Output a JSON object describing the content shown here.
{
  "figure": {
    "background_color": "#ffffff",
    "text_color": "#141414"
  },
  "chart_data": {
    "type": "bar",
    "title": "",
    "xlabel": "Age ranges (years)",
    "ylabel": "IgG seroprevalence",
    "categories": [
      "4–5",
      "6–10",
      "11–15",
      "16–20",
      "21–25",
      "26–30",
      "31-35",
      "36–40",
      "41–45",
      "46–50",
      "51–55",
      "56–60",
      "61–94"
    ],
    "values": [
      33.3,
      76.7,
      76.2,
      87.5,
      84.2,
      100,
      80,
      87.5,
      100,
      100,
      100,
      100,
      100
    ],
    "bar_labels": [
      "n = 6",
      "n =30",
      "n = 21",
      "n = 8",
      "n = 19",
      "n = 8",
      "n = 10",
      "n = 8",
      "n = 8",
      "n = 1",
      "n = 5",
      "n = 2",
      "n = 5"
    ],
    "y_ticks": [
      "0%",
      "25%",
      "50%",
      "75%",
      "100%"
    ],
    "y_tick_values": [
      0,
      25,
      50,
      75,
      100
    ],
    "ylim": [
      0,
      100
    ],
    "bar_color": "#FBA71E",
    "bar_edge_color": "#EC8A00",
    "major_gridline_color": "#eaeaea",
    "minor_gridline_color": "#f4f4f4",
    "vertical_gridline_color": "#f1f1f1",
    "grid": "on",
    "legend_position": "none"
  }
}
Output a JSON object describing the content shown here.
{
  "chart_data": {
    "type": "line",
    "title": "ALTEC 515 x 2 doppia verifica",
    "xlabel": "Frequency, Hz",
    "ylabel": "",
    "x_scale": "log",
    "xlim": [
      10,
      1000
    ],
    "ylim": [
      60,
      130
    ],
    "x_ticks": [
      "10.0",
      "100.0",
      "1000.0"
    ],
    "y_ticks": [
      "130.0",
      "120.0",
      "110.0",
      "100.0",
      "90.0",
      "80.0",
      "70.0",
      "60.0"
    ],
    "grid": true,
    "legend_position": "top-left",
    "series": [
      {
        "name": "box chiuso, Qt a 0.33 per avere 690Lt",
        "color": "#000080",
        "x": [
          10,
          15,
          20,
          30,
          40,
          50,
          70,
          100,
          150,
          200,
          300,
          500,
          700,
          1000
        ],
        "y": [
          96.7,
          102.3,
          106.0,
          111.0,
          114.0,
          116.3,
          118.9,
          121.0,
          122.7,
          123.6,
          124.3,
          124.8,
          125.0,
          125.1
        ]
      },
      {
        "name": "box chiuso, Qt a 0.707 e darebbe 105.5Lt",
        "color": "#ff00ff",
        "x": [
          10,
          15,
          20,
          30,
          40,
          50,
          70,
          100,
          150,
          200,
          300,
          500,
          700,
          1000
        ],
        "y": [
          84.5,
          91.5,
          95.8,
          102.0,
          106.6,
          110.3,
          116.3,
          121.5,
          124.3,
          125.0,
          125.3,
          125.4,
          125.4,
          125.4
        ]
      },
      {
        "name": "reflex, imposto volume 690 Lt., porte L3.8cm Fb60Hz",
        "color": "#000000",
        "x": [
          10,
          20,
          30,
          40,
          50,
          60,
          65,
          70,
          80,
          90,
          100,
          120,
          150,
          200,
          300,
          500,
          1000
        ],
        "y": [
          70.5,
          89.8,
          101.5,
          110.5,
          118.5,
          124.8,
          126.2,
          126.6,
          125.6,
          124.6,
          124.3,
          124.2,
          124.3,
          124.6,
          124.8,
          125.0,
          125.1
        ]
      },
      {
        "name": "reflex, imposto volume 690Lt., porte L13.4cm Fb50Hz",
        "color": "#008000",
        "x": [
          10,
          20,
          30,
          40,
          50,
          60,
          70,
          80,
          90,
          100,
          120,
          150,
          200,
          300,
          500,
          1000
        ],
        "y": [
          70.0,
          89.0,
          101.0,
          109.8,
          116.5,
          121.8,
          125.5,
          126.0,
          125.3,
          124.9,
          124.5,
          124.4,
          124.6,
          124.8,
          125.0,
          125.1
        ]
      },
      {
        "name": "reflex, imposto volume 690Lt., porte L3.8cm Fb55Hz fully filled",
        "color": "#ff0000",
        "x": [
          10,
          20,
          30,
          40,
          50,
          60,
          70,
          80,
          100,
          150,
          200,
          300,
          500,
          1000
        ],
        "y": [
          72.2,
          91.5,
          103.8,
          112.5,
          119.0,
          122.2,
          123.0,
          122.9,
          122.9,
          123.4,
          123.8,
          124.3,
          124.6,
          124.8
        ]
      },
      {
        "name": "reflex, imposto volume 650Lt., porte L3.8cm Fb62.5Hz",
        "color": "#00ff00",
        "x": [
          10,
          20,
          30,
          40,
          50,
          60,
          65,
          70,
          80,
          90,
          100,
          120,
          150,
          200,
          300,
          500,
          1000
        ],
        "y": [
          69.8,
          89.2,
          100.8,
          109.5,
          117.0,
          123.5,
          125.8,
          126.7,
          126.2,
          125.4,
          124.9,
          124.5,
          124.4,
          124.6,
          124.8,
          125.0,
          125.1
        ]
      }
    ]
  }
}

DIRECTION — Copy down every line of the entries containing the word "chiuso".

EXERCISE OUTPUT —
        "name": "box chiuso, Qt a 0.33 per avere 690Lt",
        "name": "box chiuso, Qt a 0.707 e darebbe 105.5Lt",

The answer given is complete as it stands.